Filter the records for lines holding the string "true".

# Start of Records shown

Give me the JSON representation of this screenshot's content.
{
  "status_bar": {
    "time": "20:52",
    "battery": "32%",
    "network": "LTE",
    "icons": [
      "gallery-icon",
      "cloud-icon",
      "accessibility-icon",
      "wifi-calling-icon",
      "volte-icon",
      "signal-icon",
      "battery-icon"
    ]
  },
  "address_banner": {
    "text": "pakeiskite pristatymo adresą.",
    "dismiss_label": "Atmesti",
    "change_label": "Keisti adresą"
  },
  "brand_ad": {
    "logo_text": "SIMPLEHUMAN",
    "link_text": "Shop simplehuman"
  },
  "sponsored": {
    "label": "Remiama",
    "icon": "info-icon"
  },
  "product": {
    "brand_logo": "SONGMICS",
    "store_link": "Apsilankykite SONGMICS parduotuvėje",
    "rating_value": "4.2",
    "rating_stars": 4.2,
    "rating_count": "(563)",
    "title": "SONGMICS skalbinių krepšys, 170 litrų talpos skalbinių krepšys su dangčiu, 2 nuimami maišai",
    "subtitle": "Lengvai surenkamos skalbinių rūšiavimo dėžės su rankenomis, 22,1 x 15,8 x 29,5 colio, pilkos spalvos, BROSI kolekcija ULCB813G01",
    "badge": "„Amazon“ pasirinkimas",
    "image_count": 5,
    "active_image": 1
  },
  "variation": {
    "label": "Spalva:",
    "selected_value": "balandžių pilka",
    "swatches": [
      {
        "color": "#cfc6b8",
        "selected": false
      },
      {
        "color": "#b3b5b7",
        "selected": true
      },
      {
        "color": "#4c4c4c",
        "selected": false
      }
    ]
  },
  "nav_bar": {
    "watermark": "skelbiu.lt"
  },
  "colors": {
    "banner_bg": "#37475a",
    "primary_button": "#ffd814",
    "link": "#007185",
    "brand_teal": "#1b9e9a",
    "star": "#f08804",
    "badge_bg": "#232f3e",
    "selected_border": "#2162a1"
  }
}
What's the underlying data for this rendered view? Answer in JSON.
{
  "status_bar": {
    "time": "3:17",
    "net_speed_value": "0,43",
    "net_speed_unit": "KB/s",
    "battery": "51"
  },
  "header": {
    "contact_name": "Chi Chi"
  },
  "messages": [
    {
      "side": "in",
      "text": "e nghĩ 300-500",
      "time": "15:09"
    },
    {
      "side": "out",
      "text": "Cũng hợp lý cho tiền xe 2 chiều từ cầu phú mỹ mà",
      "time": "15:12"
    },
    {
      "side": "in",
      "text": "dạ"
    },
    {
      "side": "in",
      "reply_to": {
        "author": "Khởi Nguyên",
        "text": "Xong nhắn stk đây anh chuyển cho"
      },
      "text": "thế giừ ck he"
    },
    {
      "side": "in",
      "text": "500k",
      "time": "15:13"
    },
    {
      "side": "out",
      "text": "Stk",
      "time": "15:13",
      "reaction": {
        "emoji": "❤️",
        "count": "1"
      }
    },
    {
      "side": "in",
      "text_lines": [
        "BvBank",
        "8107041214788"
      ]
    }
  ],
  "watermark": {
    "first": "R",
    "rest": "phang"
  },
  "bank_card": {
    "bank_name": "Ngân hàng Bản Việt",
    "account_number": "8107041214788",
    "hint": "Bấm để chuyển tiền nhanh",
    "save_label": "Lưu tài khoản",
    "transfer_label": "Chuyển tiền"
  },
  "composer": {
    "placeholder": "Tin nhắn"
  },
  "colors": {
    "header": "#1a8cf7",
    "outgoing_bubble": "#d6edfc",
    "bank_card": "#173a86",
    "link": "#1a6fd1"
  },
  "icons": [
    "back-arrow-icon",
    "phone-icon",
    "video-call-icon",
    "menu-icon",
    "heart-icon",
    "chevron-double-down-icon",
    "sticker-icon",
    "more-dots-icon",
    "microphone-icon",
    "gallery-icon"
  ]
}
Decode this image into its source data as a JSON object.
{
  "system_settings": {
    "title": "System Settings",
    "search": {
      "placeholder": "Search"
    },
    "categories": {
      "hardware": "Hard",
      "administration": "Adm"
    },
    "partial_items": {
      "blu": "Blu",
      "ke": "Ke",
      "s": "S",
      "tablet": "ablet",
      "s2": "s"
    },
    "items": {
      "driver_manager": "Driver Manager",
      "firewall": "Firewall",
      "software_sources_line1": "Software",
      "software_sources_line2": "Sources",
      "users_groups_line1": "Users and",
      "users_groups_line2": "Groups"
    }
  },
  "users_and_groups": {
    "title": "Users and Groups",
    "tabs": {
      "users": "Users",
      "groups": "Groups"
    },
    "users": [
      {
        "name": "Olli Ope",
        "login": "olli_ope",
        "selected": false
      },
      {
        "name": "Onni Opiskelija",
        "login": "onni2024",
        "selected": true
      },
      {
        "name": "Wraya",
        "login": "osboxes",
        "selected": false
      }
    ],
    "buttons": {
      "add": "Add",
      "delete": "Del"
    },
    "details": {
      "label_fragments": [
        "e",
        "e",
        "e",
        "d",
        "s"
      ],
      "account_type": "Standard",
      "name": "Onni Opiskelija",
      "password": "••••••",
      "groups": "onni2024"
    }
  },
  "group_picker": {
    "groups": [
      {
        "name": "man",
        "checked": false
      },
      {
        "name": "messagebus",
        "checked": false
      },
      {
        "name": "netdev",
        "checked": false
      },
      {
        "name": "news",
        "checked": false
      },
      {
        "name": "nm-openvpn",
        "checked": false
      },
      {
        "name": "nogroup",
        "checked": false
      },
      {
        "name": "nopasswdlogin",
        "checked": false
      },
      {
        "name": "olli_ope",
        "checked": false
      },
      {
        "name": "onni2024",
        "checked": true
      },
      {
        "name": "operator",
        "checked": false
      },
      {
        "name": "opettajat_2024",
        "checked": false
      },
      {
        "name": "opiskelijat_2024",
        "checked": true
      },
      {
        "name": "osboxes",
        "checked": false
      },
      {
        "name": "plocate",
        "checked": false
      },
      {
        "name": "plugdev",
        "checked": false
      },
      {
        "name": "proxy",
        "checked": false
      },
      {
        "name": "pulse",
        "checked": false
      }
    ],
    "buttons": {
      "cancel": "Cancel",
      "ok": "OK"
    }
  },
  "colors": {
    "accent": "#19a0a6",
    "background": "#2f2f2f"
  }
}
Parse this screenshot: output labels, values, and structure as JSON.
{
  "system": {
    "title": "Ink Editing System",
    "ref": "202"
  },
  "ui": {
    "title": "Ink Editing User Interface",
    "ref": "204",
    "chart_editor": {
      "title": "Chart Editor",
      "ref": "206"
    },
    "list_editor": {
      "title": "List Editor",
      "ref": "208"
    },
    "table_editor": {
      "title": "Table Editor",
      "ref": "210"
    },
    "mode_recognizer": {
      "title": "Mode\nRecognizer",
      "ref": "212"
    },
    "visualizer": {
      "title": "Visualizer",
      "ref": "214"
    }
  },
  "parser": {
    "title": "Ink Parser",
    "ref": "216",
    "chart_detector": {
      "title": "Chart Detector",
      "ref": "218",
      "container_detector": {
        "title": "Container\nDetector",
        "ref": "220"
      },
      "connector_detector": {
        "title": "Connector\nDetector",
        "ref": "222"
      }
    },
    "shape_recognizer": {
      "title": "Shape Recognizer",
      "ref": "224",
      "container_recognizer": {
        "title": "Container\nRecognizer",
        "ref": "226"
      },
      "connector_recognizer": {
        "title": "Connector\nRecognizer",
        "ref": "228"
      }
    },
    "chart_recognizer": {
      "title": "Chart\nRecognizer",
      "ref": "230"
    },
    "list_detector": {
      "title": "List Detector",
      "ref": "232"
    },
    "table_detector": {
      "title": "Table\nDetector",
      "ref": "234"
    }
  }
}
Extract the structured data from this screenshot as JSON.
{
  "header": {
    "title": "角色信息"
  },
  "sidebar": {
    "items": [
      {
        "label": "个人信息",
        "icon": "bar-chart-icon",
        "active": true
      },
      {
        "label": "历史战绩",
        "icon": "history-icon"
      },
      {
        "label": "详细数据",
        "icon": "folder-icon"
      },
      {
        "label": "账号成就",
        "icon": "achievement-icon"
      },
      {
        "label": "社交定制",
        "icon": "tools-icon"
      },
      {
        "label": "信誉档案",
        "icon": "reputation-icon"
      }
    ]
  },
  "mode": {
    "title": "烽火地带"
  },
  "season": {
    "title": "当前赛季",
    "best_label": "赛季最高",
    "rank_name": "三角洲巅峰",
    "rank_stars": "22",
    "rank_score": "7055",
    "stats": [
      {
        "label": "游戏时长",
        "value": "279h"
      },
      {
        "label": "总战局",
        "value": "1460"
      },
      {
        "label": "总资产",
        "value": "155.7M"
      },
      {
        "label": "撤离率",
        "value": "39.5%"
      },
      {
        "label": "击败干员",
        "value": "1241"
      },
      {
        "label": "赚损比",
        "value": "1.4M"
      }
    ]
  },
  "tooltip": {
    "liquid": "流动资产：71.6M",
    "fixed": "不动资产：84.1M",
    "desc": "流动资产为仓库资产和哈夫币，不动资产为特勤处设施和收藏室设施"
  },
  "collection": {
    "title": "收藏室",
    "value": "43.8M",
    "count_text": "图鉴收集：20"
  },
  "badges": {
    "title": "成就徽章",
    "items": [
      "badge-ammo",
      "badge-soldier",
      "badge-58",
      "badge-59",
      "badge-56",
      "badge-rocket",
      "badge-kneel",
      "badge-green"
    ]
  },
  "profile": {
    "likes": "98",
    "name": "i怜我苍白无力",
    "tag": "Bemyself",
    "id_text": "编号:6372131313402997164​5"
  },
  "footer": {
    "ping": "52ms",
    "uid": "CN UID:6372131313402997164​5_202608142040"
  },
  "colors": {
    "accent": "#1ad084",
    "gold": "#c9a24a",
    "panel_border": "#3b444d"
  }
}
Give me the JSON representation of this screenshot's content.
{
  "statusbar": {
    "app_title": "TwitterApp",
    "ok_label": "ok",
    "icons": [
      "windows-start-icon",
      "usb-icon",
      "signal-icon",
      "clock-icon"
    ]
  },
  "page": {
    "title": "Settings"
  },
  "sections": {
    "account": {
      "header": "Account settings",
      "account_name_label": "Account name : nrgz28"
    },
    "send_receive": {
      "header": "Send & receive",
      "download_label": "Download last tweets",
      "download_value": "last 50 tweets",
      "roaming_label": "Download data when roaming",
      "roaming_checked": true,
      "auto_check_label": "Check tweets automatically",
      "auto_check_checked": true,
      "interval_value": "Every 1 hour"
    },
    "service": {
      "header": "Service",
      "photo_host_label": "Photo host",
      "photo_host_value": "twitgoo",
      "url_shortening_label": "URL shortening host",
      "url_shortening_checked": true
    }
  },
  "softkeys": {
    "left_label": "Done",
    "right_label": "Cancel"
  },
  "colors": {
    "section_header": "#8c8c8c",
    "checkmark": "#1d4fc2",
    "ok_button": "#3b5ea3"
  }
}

# End of Records shown

The completed task =>
        "selected": true
        "selected": true
        "checked": true
        "checked": true
        "active": true
      "roaming_checked": true,
      "auto_check_checked": true,
      "url_shortening_checked": true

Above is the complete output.